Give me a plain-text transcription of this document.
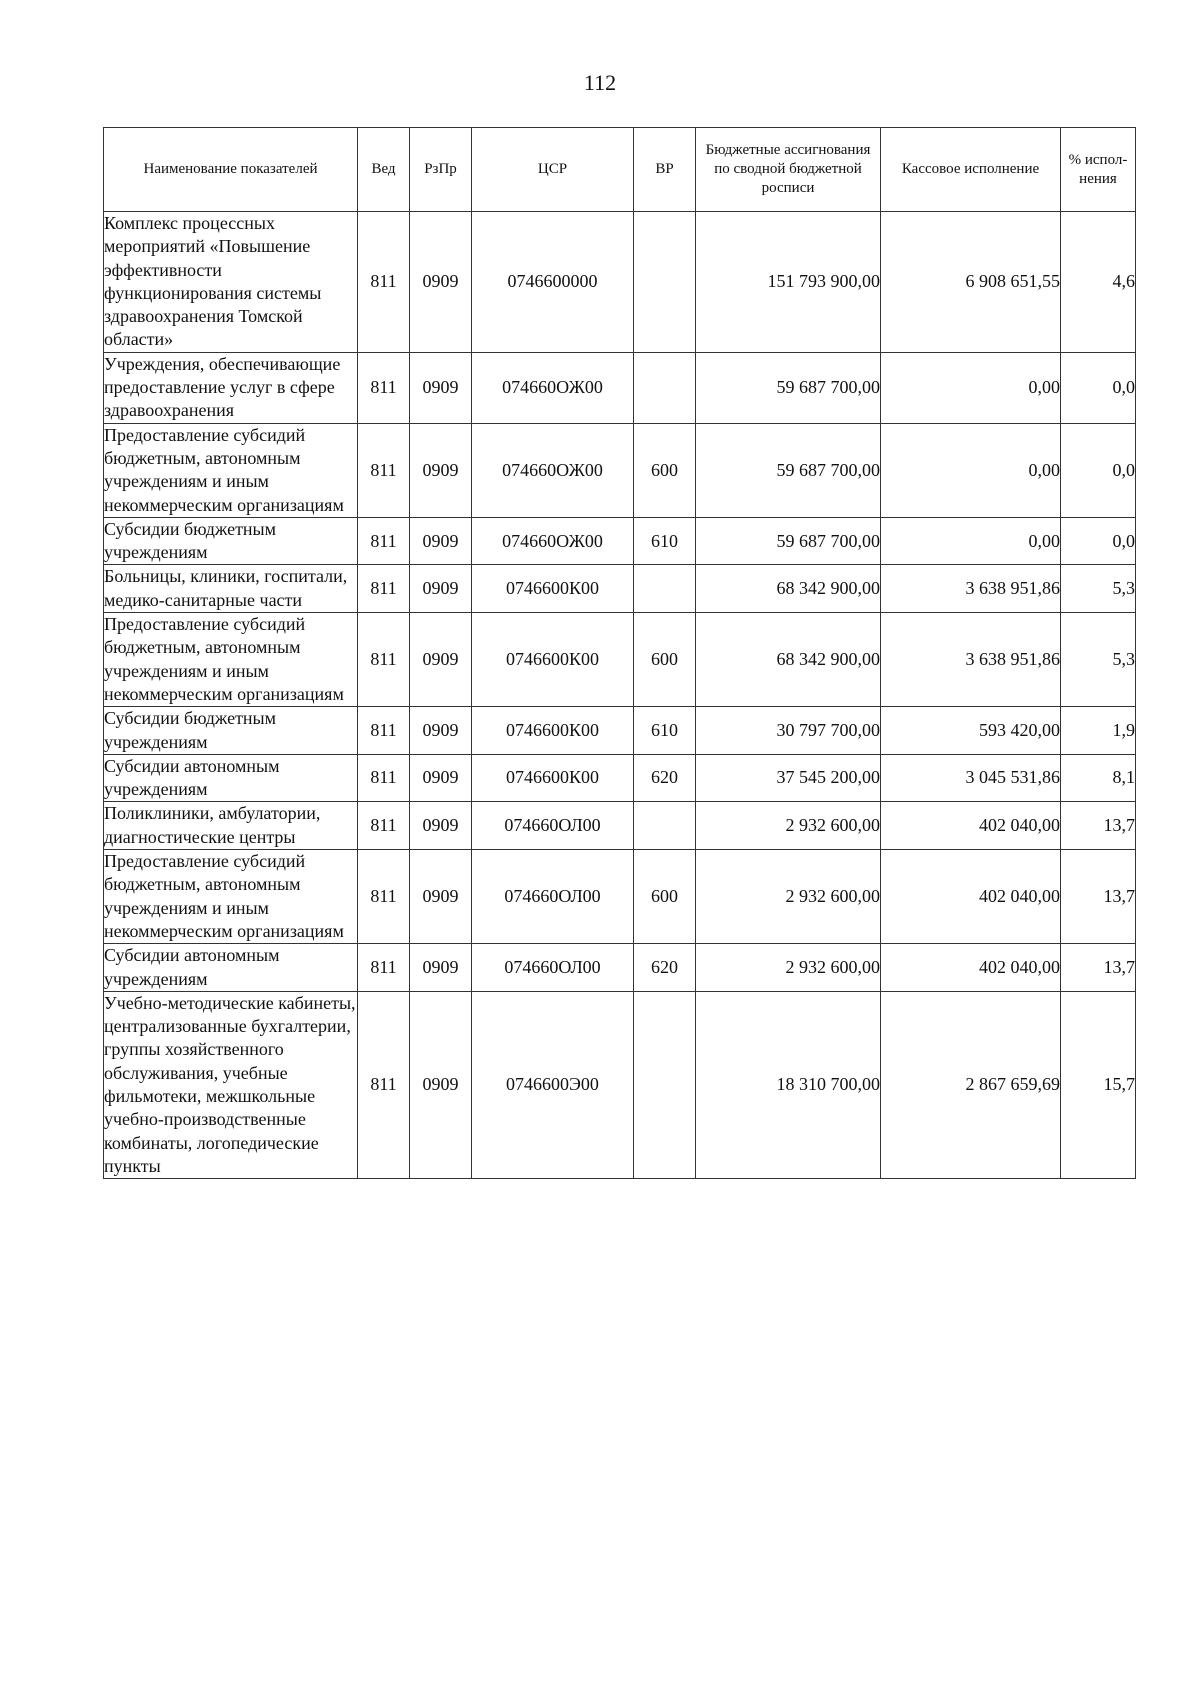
112
Наименование показателей	Вед	РзПр	ЦСР	ВР	Бюджетные ассигнования по сводной бюджетной росписи	Кассовое исполнение	% испол-нения
Комплекс процессных мероприятий «Повышение эффективности функционирования системы здравоохранения Томской области»	811	0909	0746600000		151 793 900,00	6 908 651,55	4,6
Учреждения, обеспечивающие предоставление услуг в сфере здравоохранения	811	0909	074660ОЖ00		59 687 700,00	0,00	0,0
Предоставление субсидий бюджетным, автономным учреждениям и иным некоммерческим организациям	811	0909	074660ОЖ00	600	59 687 700,00	0,00	0,0
Субсидии бюджетным учреждениям	811	0909	074660ОЖ00	610	59 687 700,00	0,00	0,0
Больницы, клиники, госпитали, медико-санитарные части	811	0909	0746600К00		68 342 900,00	3 638 951,86	5,3
Предоставление субсидий бюджетным, автономным учреждениям и иным некоммерческим организациям	811	0909	0746600К00	600	68 342 900,00	3 638 951,86	5,3
Субсидии бюджетным учреждениям	811	0909	0746600К00	610	30 797 700,00	593 420,00	1,9
Субсидии автономным учреждениям	811	0909	0746600К00	620	37 545 200,00	3 045 531,86	8,1
Поликлиники, амбулатории, диагностические центры	811	0909	074660ОЛ00		2 932 600,00	402 040,00	13,7
Предоставление субсидий бюджетным, автономным учреждениям и иным некоммерческим организациям	811	0909	074660ОЛ00	600	2 932 600,00	402 040,00	13,7
Субсидии автономным учреждениям	811	0909	074660ОЛ00	620	2 932 600,00	402 040,00	13,7
Учебно-методические кабинеты, централизованные бухгалтерии, группы хозяйственного обслуживания, учебные фильмотеки, межшкольные учебно-производственные комбинаты, логопедические пункты	811	0909	0746600Э00		18 310 700,00	2 867 659,69	15,7
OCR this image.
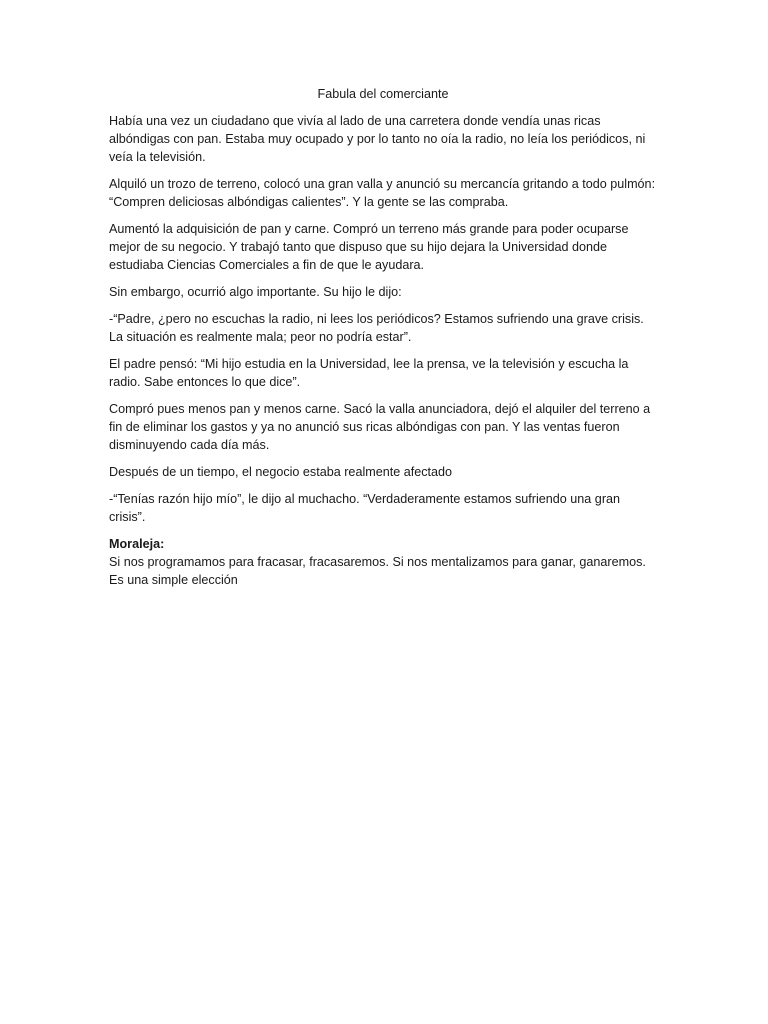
Fabula del comerciante

Había una vez un ciudadano que vivía al lado de una carretera donde vendía unas ricas albóndigas con pan. Estaba muy ocupado y por lo tanto no oía la radio, no leía los periódicos, ni veía la televisión.

Alquiló un trozo de terreno, colocó una gran valla y anunció su mercancía gritando a todo pulmón: “Compren deliciosas albóndigas calientes”. Y la gente se las compraba.

Aumentó la adquisición de pan y carne. Compró un terreno más grande para poder ocuparse mejor de su negocio. Y trabajó tanto que dispuso que su hijo dejara la Universidad donde estudiaba Ciencias Comerciales a fin de que le ayudara.

Sin embargo, ocurrió algo importante. Su hijo le dijo:

-“Padre, ¿pero no escuchas la radio, ni lees los periódicos? Estamos sufriendo una grave crisis. La situación es realmente mala; peor no podría estar”.

El padre pensó: “Mi hijo estudia en la Universidad, lee la prensa, ve la televisión y escucha la radio. Sabe entonces lo que dice”.

Compró pues menos pan y menos carne. Sacó la valla anunciadora, dejó el alquiler del terreno a fin de eliminar los gastos y ya no anunció sus ricas albóndigas con pan. Y las ventas fueron disminuyendo cada día más.

Después de un tiempo, el negocio estaba realmente afectado

-“Tenías razón hijo mío”, le dijo al muchacho. “Verdaderamente estamos sufriendo una gran crisis”.

Moraleja:
Si nos programamos para fracasar, fracasaremos. Si nos mentalizamos para ganar, ganaremos.
Es una simple elección
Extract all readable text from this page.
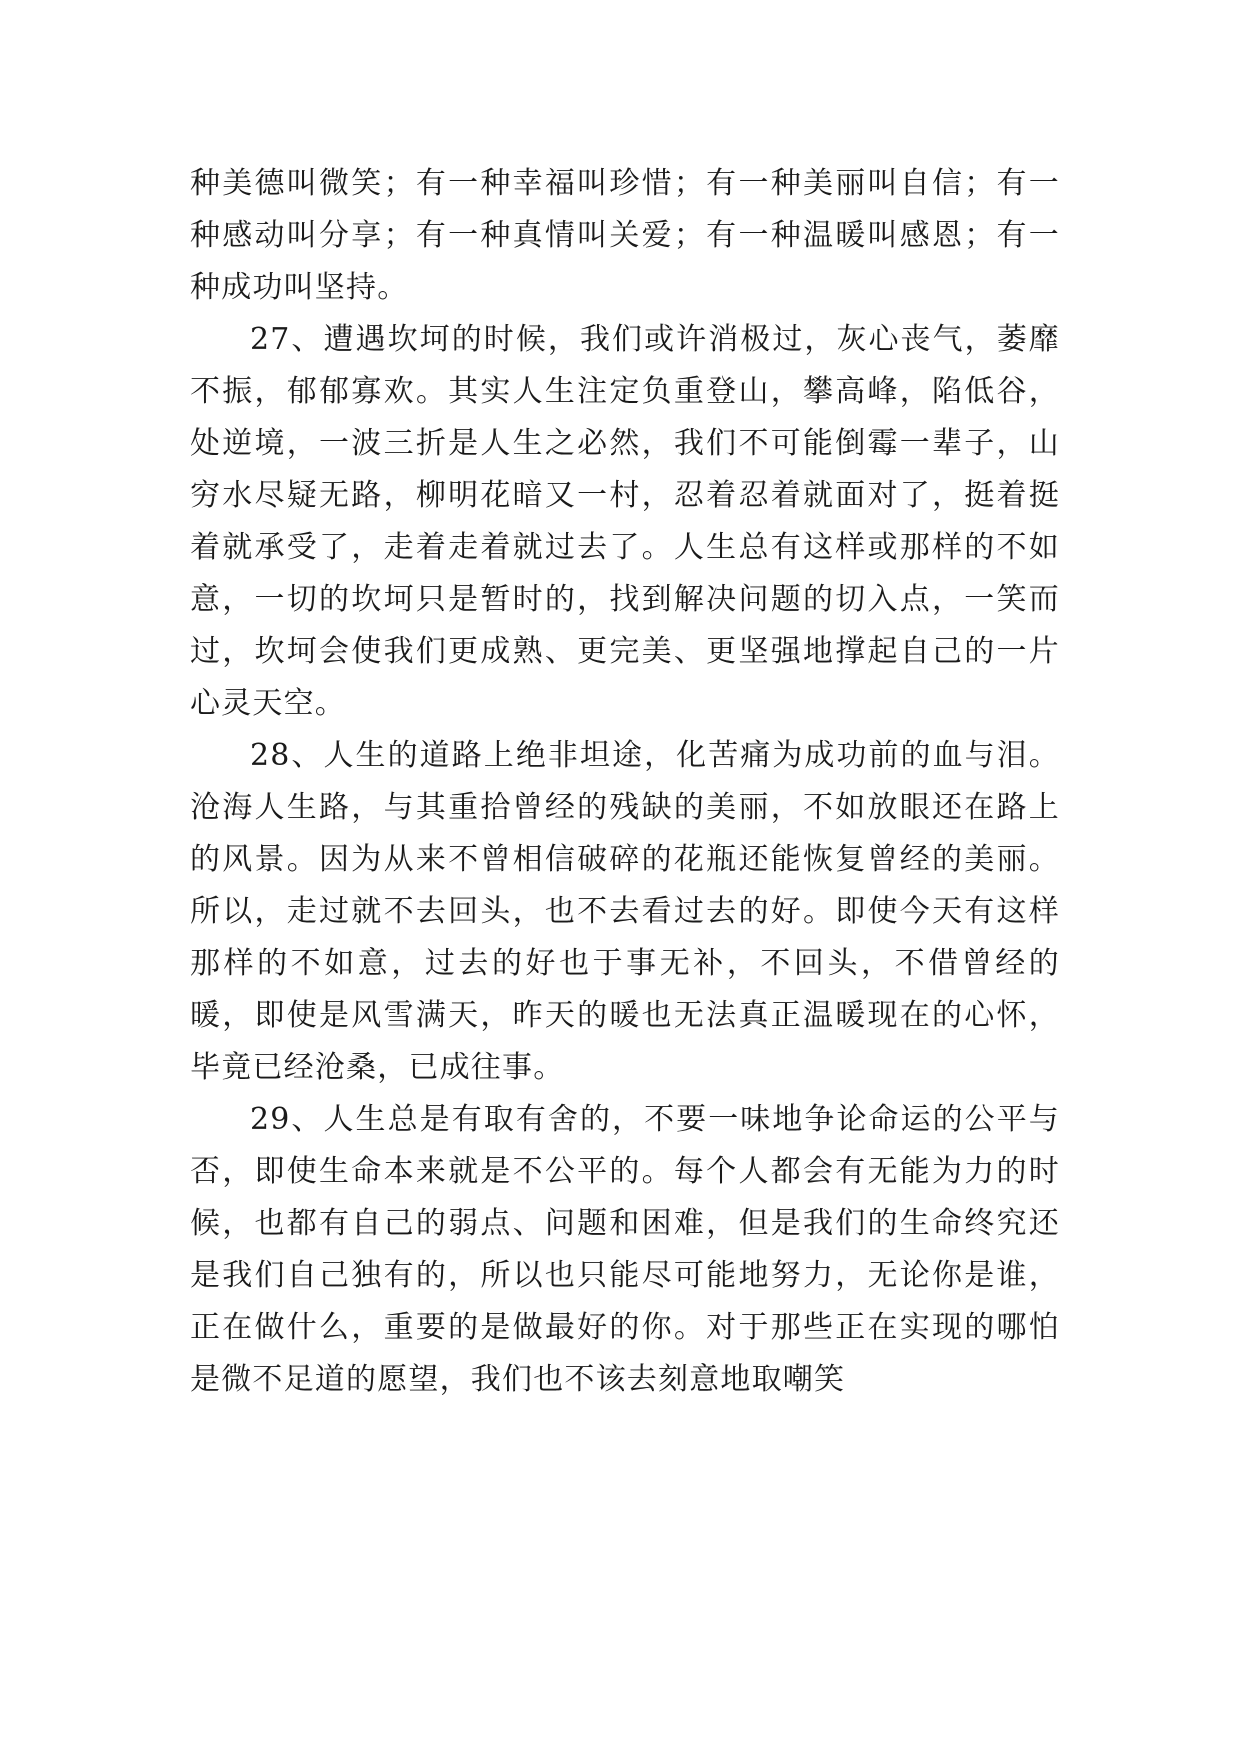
种美德叫微笑；有一种幸福叫珍惜；有一种美丽叫自信；有一种感动叫分享；有一种真情叫关爱；有一种温暖叫感恩；有一种成功叫坚持。

27、遭遇坎坷的时候，我们或许消极过，灰心丧气，萎靡不振，郁郁寡欢。其实人生注定负重登山，攀高峰，陷低谷，处逆境，一波三折是人生之必然，我们不可能倒霉一辈子，山穷水尽疑无路，柳明花暗又一村，忍着忍着就面对了，挺着挺着就承受了，走着走着就过去了。人生总有这样或那样的不如意，一切的坎坷只是暂时的，找到解决问题的切入点，一笑而过，坎坷会使我们更成熟、更完美、更坚强地撑起自己的一片心灵天空。

28、人生的道路上绝非坦途，化苦痛为成功前的血与泪。沧海人生路，与其重拾曾经的残缺的美丽，不如放眼还在路上的风景。因为从来不曾相信破碎的花瓶还能恢复曾经的美丽。所以，走过就不去回头，也不去看过去的好。即使今天有这样那样的不如意，过去的好也于事无补，不回头，不借曾经的暖，即使是风雪满天，昨天的暖也无法真正温暖现在的心怀，毕竟已经沧桑，已成往事。

29、人生总是有取有舍的，不要一味地争论命运的公平与否，即使生命本来就是不公平的。每个人都会有无能为力的时候，也都有自己的弱点、问题和困难，但是我们的生命终究还是我们自己独有的，所以也只能尽可能地努力，无论你是谁，正在做什么，重要的是做最好的你。对于那些正在实现的哪怕是微不足道的愿望，我们也不该去刻意地取嘲笑
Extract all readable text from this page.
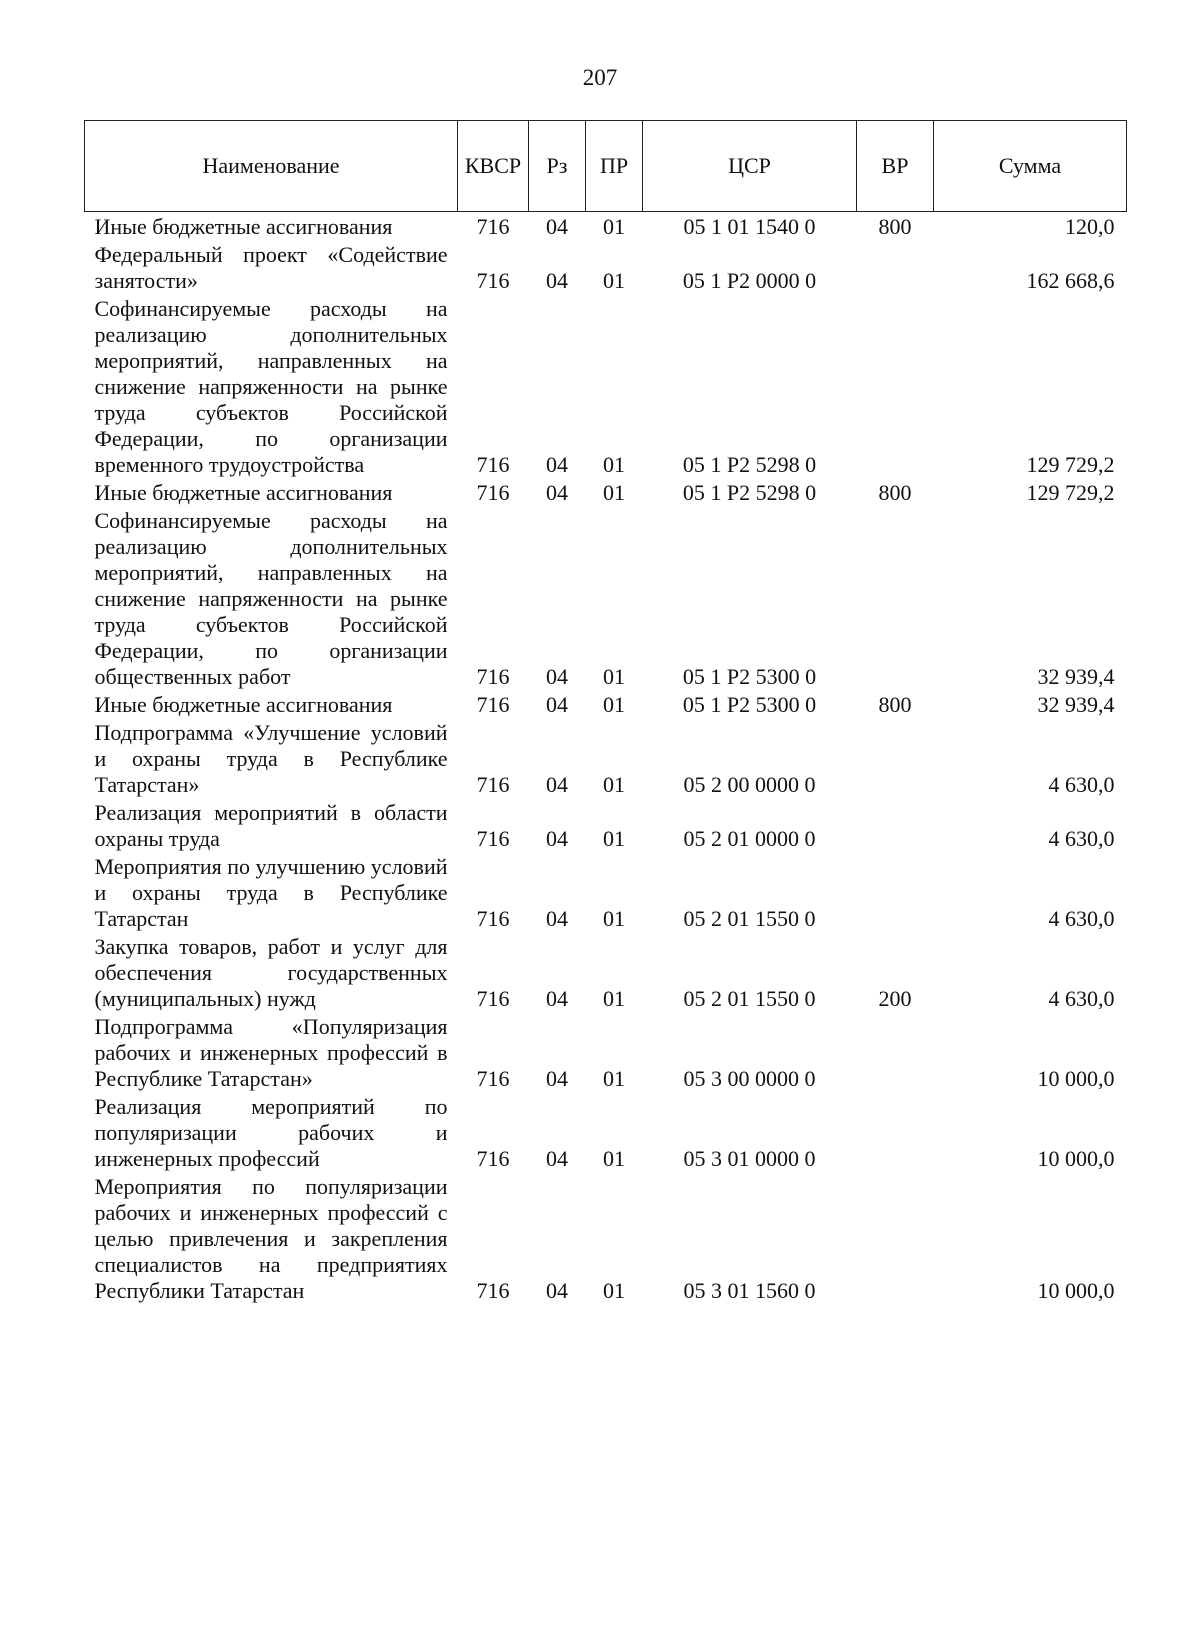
207
Наименование	КВСР	Рз	ПР	ЦСР	ВР	Сумма
Иные бюджетные ассигнования	716	04	01	05 1 01 1540 0	800	120,0
Федеральный проект «Содействие занятости»	716	04	01	05 1 P2 0000 0		162 668,6
Софинансируемые расходы на реализацию дополнительных мероприятий, направленных на снижение напряженности на рынке труда субъектов Российской Федерации, по организации временного трудоустройства	716	04	01	05 1 P2 5298 0		129 729,2
Иные бюджетные ассигнования	716	04	01	05 1 P2 5298 0	800	129 729,2
Софинансируемые расходы на реализацию дополнительных мероприятий, направленных на снижение напряженности на рынке труда субъектов Российской Федерации, по организации общественных работ	716	04	01	05 1 P2 5300 0		32 939,4
Иные бюджетные ассигнования	716	04	01	05 1 P2 5300 0	800	32 939,4
Подпрограмма «Улучшение условий и охраны труда в Республике Татарстан»	716	04	01	05 2 00 0000 0		4 630,0
Реализация мероприятий в области охраны труда	716	04	01	05 2 01 0000 0		4 630,0
Мероприятия по улучшению условий и охраны труда в Республике Татарстан	716	04	01	05 2 01 1550 0		4 630,0
Закупка товаров, работ и услуг для обеспечения государственных (муниципальных) нужд	716	04	01	05 2 01 1550 0	200	4 630,0
Подпрограмма «Популяризация рабочих и инженерных профессий в Республике Татарстан»	716	04	01	05 3 00 0000 0		10 000,0
Реализация мероприятий по популяризации рабочих и инженерных профессий	716	04	01	05 3 01 0000 0		10 000,0
Мероприятия по популяризации рабочих и инженерных профессий с целью привлечения и закрепления специалистов на предприятиях Республики Татарстан	716	04	01	05 3 01 1560 0		10 000,0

-*-*-

Only lines holding the string "televisión" are wanted; gather each one from the entries above.

Había una vez un ciudadano que vivía al lado de una carretera donde vendía unas ricas albóndigas con pan. Estaba muy ocupado y por lo tanto no oía la radio, no leía los periódicos, ni veía la televisión.
El padre pensó: “Mi hijo estudia en la Universidad, lee la prensa, ve la televisión y escucha la radio. Sabe entonces lo que dice”.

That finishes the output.